[TEXT SEGMENT]
Comment: As human saliva or mouth contains millions of microorganisms, do you think your artificial saliva will simulate the actual situation in human mouth?

Answer: Yes, in the case of our study, it does because the microorganisms in the oral cavity have no part in the mineralisation of the tooth. Once maturity is reached, the mineralisation is ended, and the microorganisms work more in plaque forming or biofilm appearance on the tooth surface.

Saliva was used in this study only in terms of Ph+, being interested in its acid-base properties, not in microorganisms. In vivo, pH triggers the process of demineralisation/remineralisation in the oral cavity by migrating ions from enamel into saliva and vice versa.

We have initiated demineralisation without considering the oral cavity's microorganisms. Therefore we suggest changing the title from natural remineralization to salivary remineralization to avoid confusion.

 

Comment: Do you think using SEM may help you to get better and clear images to facilitate your study?

Answer: 5. Studies use SEM for enamel analysis but evaluate the enamel's surface area and microhardness. SEM cannot reveal the degree of demineralisation in-depth, so we considered it opportune to see the depth at which the demineralisation occurs and what is the best way of action for remineralisation, for which we considered the confocal microscope better suited.

 

Comment: In figure 2a, why do you think the bright green parts are citric acid demineralisation? Is this based on ay reference or other quantification?

Answer: Initially, as a preliminary analysis, intact enamel samples were analysed, not having undergone any demineralisation process; after what time, the samples were immersed in acid citric and then reanalysed, where differences in enamel structure could be observed. The procedure was done previously in the research laboratory as presented in the literature cited [12].

 

Comment: Figure 3a-c have no error bar.

Answer: Thank You, the modifications were made.

 

Comment: The author better keeps the same style for making the figures, while Figure3a-c and figure4&5 use another style.

Answer: The modifications were inserted.

 

Comment: Figure4&5 the x-axis angled at different direction.

Answer: The changes were done.

 

Comment: There are no scale bars in all your confocal images. The quality of the confocal images are not really in good quality. Leica TCS SPE is a very good confocal laser scanning microscope. The author should capture very good quality using this machine. I also think the other reason is the magnification is too low, especially if the author wants to take images showing details.

Answer: Yes, You are right. The research took place in an educational institution where bureaucracy hinders software improvement. We hope this will be solved in the future, and the following articles will have higher-quality images. Thank You for understanding this issue.

 

Comment: I am not sure if this article fits into the aim and scope of the Journal. Please double check.

Answer: We submited the article after a close analysis and found several other similar articles published within Materials. We can cite here some of them:

Cao, C.Y.; Mei, M.L.; Li, Q.-l.; Lo, E.C.M.; Chu, C.H. Methods for Biomimetic Mineralisation of Human Enamel: A Systematic Review. Materials 20158, 2873-2886. https://doi.org/10.3390/ma8062873

Prodan, D.; Moldovan, M.; Chisnoiu, A.M.; SaroÈ™i, C.; Cuc, S.; Filip, M.; Gheorghe, G.F.; Chisnoiu, R.M.; Furtos, G.; Cojocaru, I.; Delean, A.G.; Cimpean, S.I. Development of New Experimental Dental Enamel Resin Infiltrants—Synthesis and Characterization. Materials 202215, 803. https://doi.org/10.3390/ma15030803

Paolone, G.; Moratti, E.; Goracci, C.; Gherlone, E.; Vichi, A. Effect of Finishing Systems on Surface Roughness and Gloss of Full-Body Bulk-Fill Resin Composites. Materials 202013, 5657. https://doi.org/10.3390/ma13245657

Answer: Thank you for the appreciation.The entire manuscript has been carefully checked and corrected.

The manuscript was corrected from the point of view of grammatical errors, and the corrections were made in the text.

Sincerely,

Dr. Obistioiu Diana

Author Response File: Author Response.pdf

Round 2

Reviewer 2 Report

I have no further comments. Thanks. 

Author Response

Thank you very much for all the constructive suggestions that helped to improve the article in terms of form and content.
[/TEXT SEGMENT]
[EXCERPTED RECORDS]
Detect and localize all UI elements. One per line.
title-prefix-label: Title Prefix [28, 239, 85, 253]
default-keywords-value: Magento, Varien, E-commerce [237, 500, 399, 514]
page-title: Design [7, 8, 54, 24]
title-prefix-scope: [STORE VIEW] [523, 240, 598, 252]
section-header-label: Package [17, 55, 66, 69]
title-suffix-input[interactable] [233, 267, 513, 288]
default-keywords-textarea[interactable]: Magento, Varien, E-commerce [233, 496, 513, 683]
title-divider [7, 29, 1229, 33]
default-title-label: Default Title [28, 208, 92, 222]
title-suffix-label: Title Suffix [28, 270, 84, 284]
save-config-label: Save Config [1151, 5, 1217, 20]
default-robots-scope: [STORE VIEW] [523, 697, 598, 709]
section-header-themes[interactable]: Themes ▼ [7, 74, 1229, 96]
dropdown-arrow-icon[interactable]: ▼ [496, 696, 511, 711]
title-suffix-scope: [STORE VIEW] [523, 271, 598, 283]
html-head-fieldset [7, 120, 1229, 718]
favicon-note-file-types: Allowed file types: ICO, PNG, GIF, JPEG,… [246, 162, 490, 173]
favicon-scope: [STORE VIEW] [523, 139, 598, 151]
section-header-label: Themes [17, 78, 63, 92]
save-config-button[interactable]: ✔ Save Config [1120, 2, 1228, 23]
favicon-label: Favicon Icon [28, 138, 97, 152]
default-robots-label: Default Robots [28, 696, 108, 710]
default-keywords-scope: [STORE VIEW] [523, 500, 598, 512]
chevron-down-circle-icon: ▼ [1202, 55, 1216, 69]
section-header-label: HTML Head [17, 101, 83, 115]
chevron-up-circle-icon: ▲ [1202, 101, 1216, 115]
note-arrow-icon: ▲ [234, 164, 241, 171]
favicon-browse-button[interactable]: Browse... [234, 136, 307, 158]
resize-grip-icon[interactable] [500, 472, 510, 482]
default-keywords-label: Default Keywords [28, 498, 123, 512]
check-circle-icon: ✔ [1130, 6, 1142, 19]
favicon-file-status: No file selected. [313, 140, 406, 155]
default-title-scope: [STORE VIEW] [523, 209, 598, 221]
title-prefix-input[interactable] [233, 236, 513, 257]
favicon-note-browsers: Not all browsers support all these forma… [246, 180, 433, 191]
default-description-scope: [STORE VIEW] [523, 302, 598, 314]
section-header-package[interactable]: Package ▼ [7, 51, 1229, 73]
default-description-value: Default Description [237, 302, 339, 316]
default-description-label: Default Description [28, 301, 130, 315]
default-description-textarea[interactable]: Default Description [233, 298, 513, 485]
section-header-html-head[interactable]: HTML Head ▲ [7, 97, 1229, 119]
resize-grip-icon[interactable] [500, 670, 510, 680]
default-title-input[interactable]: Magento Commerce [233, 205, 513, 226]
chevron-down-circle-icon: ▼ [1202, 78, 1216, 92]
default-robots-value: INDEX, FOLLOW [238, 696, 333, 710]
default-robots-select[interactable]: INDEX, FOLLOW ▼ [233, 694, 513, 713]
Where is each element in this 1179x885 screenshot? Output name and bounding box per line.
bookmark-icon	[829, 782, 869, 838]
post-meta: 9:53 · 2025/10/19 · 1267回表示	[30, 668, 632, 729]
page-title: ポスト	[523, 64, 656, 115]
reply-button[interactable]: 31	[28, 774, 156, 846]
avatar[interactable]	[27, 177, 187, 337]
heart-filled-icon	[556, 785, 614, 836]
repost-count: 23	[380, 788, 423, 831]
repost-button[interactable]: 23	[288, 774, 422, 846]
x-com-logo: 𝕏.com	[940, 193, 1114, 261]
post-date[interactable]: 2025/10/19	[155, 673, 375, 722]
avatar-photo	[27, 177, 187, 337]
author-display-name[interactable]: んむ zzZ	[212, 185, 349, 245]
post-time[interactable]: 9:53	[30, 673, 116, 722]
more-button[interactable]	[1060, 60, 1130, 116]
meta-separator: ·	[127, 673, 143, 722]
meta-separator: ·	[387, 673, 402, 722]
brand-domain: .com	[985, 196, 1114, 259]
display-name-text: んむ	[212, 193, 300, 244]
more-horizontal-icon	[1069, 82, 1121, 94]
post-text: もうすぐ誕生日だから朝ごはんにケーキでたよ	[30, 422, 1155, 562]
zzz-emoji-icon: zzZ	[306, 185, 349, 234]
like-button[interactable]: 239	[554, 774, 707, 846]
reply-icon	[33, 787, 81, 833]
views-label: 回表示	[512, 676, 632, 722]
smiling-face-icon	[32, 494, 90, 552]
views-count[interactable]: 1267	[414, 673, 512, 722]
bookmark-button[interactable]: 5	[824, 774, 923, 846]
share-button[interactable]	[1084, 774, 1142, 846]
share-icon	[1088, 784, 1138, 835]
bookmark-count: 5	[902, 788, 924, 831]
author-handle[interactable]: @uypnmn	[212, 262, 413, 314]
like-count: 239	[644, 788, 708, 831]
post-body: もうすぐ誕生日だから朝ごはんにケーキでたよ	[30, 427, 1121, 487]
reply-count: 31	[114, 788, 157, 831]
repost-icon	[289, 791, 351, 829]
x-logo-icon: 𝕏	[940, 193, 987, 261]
[/EXCERPTED RECORDS]
_DIRECTIONS FOR THIS TASK:_ Transcribe the review correspondence word for word, starting with "Answer: Yes, You" and going on through "understanding this issue.".

_RESPONSE:_
Answer: Yes, You are right. The research took place in an educational institution where bureaucracy hinders software improvement. We hope this will be solved in the future, and the following articles will have higher-quality images. Thank You for understanding this issue.